Instructions to follow
Only the pictures are left out: repeat the rest of the entries exactly.

Material

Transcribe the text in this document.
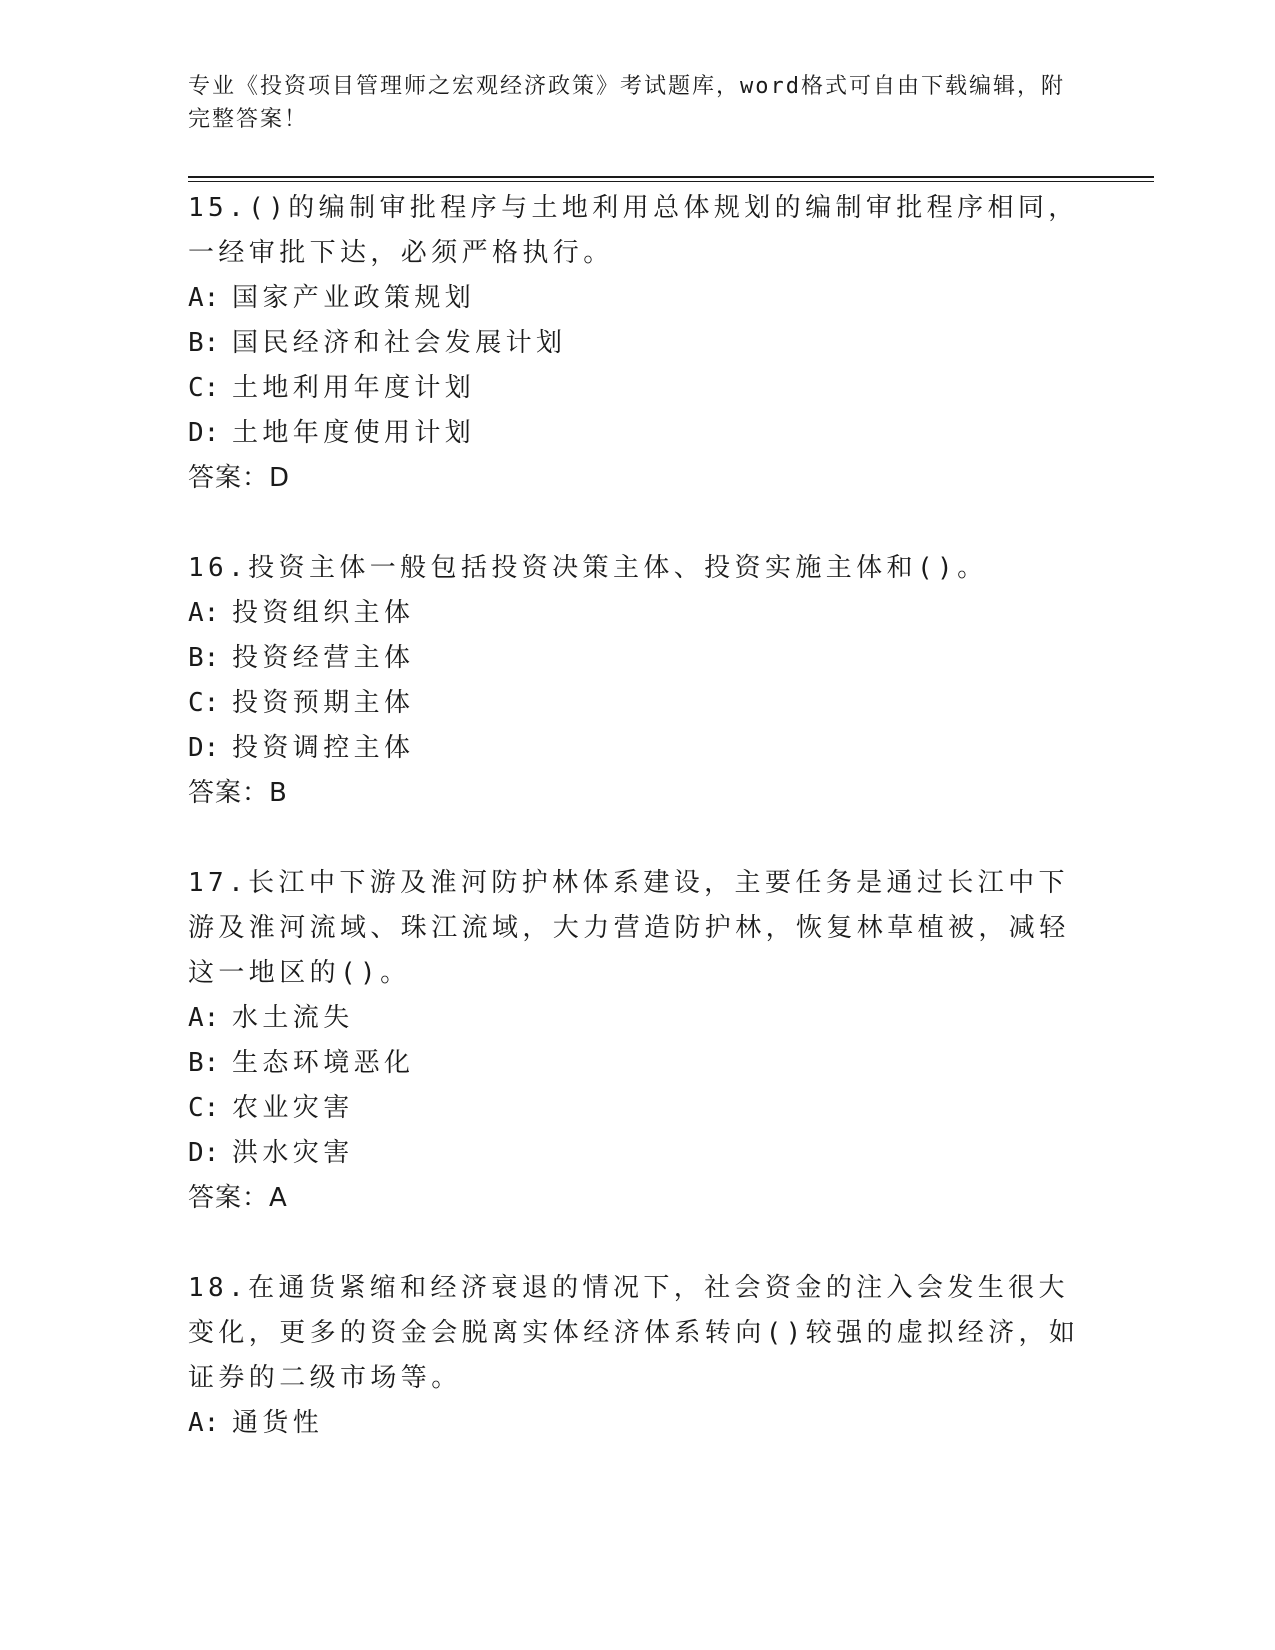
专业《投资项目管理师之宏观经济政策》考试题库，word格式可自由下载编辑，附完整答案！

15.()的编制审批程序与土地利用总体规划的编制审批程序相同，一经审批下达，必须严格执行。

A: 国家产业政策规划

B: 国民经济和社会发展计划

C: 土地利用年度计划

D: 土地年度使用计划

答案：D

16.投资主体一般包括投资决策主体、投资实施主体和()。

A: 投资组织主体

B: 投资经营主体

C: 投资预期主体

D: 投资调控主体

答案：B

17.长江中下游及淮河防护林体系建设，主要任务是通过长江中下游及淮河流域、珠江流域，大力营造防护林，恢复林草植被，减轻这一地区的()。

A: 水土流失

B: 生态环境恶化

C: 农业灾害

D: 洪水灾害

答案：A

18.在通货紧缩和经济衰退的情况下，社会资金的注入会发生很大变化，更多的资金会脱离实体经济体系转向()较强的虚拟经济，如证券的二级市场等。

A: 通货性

The completed task
Transcribe the text in this document.
专业《投资项目管理师之宏观经济政策》考试题库，word格式可自由下载编辑，附完整答案！

15.()的编制审批程序与土地利用总体规划的编制审批程序相同，一经审批下达，必须严格执行。

A: 国家产业政策规划

B: 国民经济和社会发展计划

C: 土地利用年度计划

D: 土地年度使用计划

答案：D

16.投资主体一般包括投资决策主体、投资实施主体和()。

A: 投资组织主体

B: 投资经营主体

C: 投资预期主体

D: 投资调控主体

答案：B

17.长江中下游及淮河防护林体系建设，主要任务是通过长江中下游及淮河流域、珠江流域，大力营造防护林，恢复林草植被，减轻这一地区的()。

A: 水土流失

B: 生态环境恶化

C: 农业灾害

D: 洪水灾害

答案：A

18.在通货紧缩和经济衰退的情况下，社会资金的注入会发生很大变化，更多的资金会脱离实体经济体系转向()较强的虚拟经济，如证券的二级市场等。

A: 通货性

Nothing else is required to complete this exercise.